ZITIERTER ABSCHNITT:
((

Wir wollen Freiheit
27. Mai ruft ein breites Bündnis zu einer zweiten ägyptischen Revolution auf. Die Liste der Forderungen ist lang. Ganz oben steht, dass Mubarak und Co endlich der Prozess gemacht werden soll. Auch fordern die Demonstranten die Freilassung der rund 400 Aktivisten, die seit der Revolution verhaftet wurden. Überhaupt sollen Zivilisten nicht mehr vors Militärgericht. Seit Mubaraks Rücktritt wurden |134| mehr Schnellurteile von Militärrichtern gefällt als je zuvor, daran hat auch die Verfassungsreform nichts geändert. Hinzu kommt die Forderung, die für September geplanten Wahlen zu verschieben und erst eine neue Verfassung zu erarbeiten. Immer mehr demonstrieren auch für die Ersetzung des Hohen Rates des Militärs durch ein ziviles Gremium. Der Knall scheint vorprogrammiert.
Doch am 27. Mai passiert wieder einmal ein Wunder. Die Armee überlässt den Tahrir-Platz ganz den Demonstranten. Sie werden nicht gegen die Protestierenden vorgehen, sie aber auch nicht schützen. So fürchten viele einen Angriff durch die
Baltagia
. Doch es bleibt friedlich. Die Demonstranten feiern ein Sommerfest mit eiskaltem Hibiskustee und gegen 22 Uhr gehen alle nach Hause. Es ist ein großer Erfolg der Jugend der Revolution und der liberalen und linken Kräfte. Sie zeigen, dass sie die Menschen im Griff haben. Zugleich haben sie bewiesen, wie einflussreich sie inzwischen geworden sind. Diese mehrere Zehntausend Demonstranten sind nämlich gekommen, obwohl die
Muslimbruderschaft
und auch andere islamistische Gruppen die Teilnahme im Vorfeld abgelehnt haben.

))

AUFGABENTEILE:
a) Beantworten Sie anhand des Textes über die Proteste am 27. Mai folgende Fragen:
(i) Wie viele Aktivisten sollen laut den Forderungen freigelassen werden?
(ii) Was tranken die Demonstranten bei ihrem Sommerfest?
(iii) Wer lehnte die Teilnahme im Vorfeld ab?
b) Setzen Sie den Text über die Proteste am 27. Mai im Anschluss an seinen letzten Satz fort.

DATENSATZINHALT:
((

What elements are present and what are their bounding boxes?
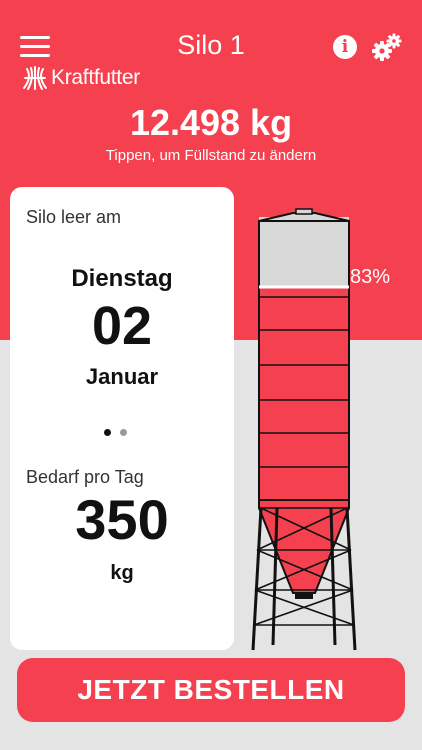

))

ERGEBNISSE:
a)
(i) Rund 400 Aktivisten, die seit der Revolution verhaftet wurden.
(ii) Eiskalten Hibiskustee.
(iii) Die Muslimbruderschaft und andere islamistische Gruppen.

b)
Das Misstrauen zwischen Liberalen und Linken einerseits und islamischen Gruppen andererseits nimmt immer mehr zu. Dabei scheinen die Positionen eigentlich gar nicht so weit auseinanderzuliegen. Auch die meisten Liberalen wollen, dass der Islam eine Rolle im Staat spielt. So soll der Regierungschef ein gläubiger Mensch sein, der sich an die Gebote der Religion hält. Die Islamisten hingegen wollen die Scharia als Hauptquelle der Rechtsprechung, so wie es seit 1971 in der Verfassung steht. Sie wollen keine Regierung durch Geistliche, sondern ebenfalls einen Politiker, der ein guter Muslim ist. Der Unterschied scheint gering, könnte aber dennoch – so fürchten Liberale, Intellektuelle und Künstler – unter anderem Auswirkungen auf ihren Lebensstil |135| haben: Wie viel Kuss-Szenen werden noch im Kino gezeigt? Wird Muslimen das Trinken von Alkohol im Restaurant verboten? Wie ist das mit Tächteleien zwischen Unverheirateten? Viele fürchten um ihre kleinen Nischen der Freiheit, die nicht einfach zu bewahren sind in einer Gesellschaft wie Ägypten.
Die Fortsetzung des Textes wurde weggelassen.